Exercise =
Repeat the material in full. Keep every line exactly as it is.

Data to process =

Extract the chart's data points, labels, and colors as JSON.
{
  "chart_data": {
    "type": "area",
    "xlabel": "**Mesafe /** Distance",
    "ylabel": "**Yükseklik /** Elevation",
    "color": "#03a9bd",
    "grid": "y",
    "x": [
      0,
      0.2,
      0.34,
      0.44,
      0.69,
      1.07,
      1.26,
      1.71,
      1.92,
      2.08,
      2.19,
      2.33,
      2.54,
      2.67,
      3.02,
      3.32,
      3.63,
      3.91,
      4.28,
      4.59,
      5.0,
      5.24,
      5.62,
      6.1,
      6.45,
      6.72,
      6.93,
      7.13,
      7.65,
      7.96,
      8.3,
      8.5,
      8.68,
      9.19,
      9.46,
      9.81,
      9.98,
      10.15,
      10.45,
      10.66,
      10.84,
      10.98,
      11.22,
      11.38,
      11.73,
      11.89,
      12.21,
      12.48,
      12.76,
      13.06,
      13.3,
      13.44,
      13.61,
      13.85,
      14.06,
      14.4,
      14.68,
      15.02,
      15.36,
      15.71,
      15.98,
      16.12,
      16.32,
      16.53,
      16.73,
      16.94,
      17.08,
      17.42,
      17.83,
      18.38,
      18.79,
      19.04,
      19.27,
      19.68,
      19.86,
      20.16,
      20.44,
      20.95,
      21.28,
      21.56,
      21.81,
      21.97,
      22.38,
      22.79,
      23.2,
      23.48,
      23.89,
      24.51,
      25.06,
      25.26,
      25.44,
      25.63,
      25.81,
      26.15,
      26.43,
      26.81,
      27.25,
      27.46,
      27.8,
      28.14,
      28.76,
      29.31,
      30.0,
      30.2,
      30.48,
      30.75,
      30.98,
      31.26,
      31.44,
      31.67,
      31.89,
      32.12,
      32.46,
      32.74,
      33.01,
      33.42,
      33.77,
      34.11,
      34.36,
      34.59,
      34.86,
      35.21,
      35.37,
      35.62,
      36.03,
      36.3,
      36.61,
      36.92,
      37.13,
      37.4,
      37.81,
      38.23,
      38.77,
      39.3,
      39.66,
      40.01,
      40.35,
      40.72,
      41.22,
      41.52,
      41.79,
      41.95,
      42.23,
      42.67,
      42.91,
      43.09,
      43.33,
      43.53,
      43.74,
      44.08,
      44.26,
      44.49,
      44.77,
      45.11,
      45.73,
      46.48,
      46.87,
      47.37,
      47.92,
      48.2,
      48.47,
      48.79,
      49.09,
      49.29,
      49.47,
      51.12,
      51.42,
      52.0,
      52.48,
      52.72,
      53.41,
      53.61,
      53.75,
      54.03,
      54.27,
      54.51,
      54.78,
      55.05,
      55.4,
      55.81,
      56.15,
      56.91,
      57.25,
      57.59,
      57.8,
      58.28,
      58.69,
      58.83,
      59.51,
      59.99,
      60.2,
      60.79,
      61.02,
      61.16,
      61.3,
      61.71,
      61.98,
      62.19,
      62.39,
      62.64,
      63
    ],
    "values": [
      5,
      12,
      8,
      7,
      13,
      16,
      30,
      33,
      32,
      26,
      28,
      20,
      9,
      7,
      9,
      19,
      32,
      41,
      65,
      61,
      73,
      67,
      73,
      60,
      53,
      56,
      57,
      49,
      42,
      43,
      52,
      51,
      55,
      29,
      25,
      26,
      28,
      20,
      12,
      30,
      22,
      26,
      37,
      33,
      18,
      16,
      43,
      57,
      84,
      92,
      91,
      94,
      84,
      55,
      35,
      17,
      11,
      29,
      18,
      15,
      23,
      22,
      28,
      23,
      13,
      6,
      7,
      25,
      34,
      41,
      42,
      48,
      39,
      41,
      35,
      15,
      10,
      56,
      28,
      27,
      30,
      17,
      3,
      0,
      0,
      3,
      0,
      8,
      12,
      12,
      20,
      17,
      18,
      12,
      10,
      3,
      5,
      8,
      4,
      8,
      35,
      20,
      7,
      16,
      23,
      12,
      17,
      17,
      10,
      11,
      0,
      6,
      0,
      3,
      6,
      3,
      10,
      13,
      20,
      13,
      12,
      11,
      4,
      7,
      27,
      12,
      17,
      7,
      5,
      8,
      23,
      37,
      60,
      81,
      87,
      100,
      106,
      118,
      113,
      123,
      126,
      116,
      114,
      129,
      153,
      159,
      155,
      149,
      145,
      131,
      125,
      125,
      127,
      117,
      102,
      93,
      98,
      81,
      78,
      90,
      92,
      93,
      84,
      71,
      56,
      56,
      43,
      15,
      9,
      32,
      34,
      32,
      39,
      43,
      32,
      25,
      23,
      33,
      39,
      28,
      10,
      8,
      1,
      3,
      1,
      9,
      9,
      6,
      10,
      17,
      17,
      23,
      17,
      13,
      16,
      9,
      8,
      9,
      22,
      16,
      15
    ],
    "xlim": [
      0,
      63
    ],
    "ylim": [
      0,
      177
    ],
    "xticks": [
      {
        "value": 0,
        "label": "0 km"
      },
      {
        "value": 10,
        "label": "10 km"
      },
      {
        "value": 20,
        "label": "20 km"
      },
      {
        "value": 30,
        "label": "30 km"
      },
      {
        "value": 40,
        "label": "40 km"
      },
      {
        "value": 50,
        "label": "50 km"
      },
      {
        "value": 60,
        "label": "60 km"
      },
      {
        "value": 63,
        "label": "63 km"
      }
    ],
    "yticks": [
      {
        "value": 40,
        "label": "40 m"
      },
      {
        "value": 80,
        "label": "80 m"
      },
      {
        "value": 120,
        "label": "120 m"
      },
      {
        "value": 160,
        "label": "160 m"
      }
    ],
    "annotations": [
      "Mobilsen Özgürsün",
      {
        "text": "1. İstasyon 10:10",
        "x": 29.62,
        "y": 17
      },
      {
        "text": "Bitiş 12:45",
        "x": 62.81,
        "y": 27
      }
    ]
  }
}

Task solution =
Extract the chart's data points, labels, and colors as JSON.
{
  "chart_data": {
    "type": "area",
    "xlabel": "**Mesafe /** Distance",
    "ylabel": "**Yükseklik /** Elevation",
    "color": "#03a9bd",
    "grid": "y",
    "x": [
      0,
      0.2,
      0.34,
      0.44,
      0.69,
      1.07,
      1.26,
      1.71,
      1.92,
      2.08,
      2.19,
      2.33,
      2.54,
      2.67,
      3.02,
      3.32,
      3.63,
      3.91,
      4.28,
      4.59,
      5.0,
      5.24,
      5.62,
      6.1,
      6.45,
      6.72,
      6.93,
      7.13,
      7.65,
      7.96,
      8.3,
      8.5,
      8.68,
      9.19,
      9.46,
      9.81,
      9.98,
      10.15,
      10.45,
      10.66,
      10.84,
      10.98,
      11.22,
      11.38,
      11.73,
      11.89,
      12.21,
      12.48,
      12.76,
      13.06,
      13.3,
      13.44,
      13.61,
      13.85,
      14.06,
      14.4,
      14.68,
      15.02,
      15.36,
      15.71,
      15.98,
      16.12,
      16.32,
      16.53,
      16.73,
      16.94,
      17.08,
      17.42,
      17.83,
      18.38,
      18.79,
      19.04,
      19.27,
      19.68,
      19.86,
      20.16,
      20.44,
      20.95,
      21.28,
      21.56,
      21.81,
      21.97,
      22.38,
      22.79,
      23.2,
      23.48,
      23.89,
      24.51,
      25.06,
      25.26,
      25.44,
      25.63,
      25.81,
      26.15,
      26.43,
      26.81,
      27.25,
      27.46,
      27.8,
      28.14,
      28.76,
      29.31,
      30.0,
      30.2,
      30.48,
      30.75,
      30.98,
      31.26,
      31.44,
      31.67,
      31.89,
      32.12,
      32.46,
      32.74,
      33.01,
      33.42,
      33.77,
      34.11,
      34.36,
      34.59,
      34.86,
      35.21,
      35.37,
      35.62,
      36.03,
      36.3,
      36.61,
      36.92,
      37.13,
      37.4,
      37.81,
      38.23,
      38.77,
      39.3,
      39.66,
      40.01,
      40.35,
      40.72,
      41.22,
      41.52,
      41.79,
      41.95,
      42.23,
      42.67,
      42.91,
      43.09,
      43.33,
      43.53,
      43.74,
      44.08,
      44.26,
      44.49,
      44.77,
      45.11,
      45.73,
      46.48,
      46.87,
      47.37,
      47.92,
      48.2,
      48.47,
      48.79,
      49.09,
      49.29,
      49.47,
      51.12,
      51.42,
      52.0,
      52.48,
      52.72,
      53.41,
      53.61,
      53.75,
      54.03,
      54.27,
      54.51,
      54.78,
      55.05,
      55.4,
      55.81,
      56.15,
      56.91,
      57.25,
      57.59,
      57.8,
      58.28,
      58.69,
      58.83,
      59.51,
      59.99,
      60.2,
      60.79,
      61.02,
      61.16,
      61.3,
      61.71,
      61.98,
      62.19,
      62.39,
      62.64,
      63
    ],
    "values": [
      5,
      12,
      8,
      7,
      13,
      16,
      30,
      33,
      32,
      26,
      28,
      20,
      9,
      7,
      9,
      19,
      32,
      41,
      65,
      61,
      73,
      67,
      73,
      60,
      53,
      56,
      57,
      49,
      42,
      43,
      52,
      51,
      55,
      29,
      25,
      26,
      28,
      20,
      12,
      30,
      22,
      26,
      37,
      33,
      18,
      16,
      43,
      57,
      84,
      92,
      91,
      94,
      84,
      55,
      35,
      17,
      11,
      29,
      18,
      15,
      23,
      22,
      28,
      23,
      13,
      6,
      7,
      25,
      34,
      41,
      42,
      48,
      39,
      41,
      35,
      15,
      10,
      56,
      28,
      27,
      30,
      17,
      3,
      0,
      0,
      3,
      0,
      8,
      12,
      12,
      20,
      17,
      18,
      12,
      10,
      3,
      5,
      8,
      4,
      8,
      35,
      20,
      7,
      16,
      23,
      12,
      17,
      17,
      10,
      11,
      0,
      6,
      0,
      3,
      6,
      3,
      10,
      13,
      20,
      13,
      12,
      11,
      4,
      7,
      27,
      12,
      17,
      7,
      5,
      8,
      23,
      37,
      60,
      81,
      87,
      100,
      106,
      118,
      113,
      123,
      126,
      116,
      114,
      129,
      153,
      159,
      155,
      149,
      145,
      131,
      125,
      125,
      127,
      117,
      102,
      93,
      98,
      81,
      78,
      90,
      92,
      93,
      84,
      71,
      56,
      56,
      43,
      15,
      9,
      32,
      34,
      32,
      39,
      43,
      32,
      25,
      23,
      33,
      39,
      28,
      10,
      8,
      1,
      3,
      1,
      9,
      9,
      6,
      10,
      17,
      17,
      23,
      17,
      13,
      16,
      9,
      8,
      9,
      22,
      16,
      15
    ],
    "xlim": [
      0,
      63
    ],
    "ylim": [
      0,
      177
    ],
    "xticks": [
      {
        "value": 0,
        "label": "0 km"
      },
      {
        "value": 10,
        "label": "10 km"
      },
      {
        "value": 20,
        "label": "20 km"
      },
      {
        "value": 30,
        "label": "30 km"
      },
      {
        "value": 40,
        "label": "40 km"
      },
      {
        "value": 50,
        "label": "50 km"
      },
      {
        "value": 60,
        "label": "60 km"
      },
      {
        "value": 63,
        "label": "63 km"
      }
    ],
    "yticks": [
      {
        "value": 40,
        "label": "40 m"
      },
      {
        "value": 80,
        "label": "80 m"
      },
      {
        "value": 120,
        "label": "120 m"
      },
      {
        "value": 160,
        "label": "160 m"
      }
    ],
    "annotations": [
      "Mobilsen Özgürsün",
      {
        "text": "1. İstasyon 10:10",
        "x": 29.62,
        "y": 17
      },
      {
        "text": "Bitiş 12:45",
        "x": 62.81,
        "y": 27
      }
    ]
  }
}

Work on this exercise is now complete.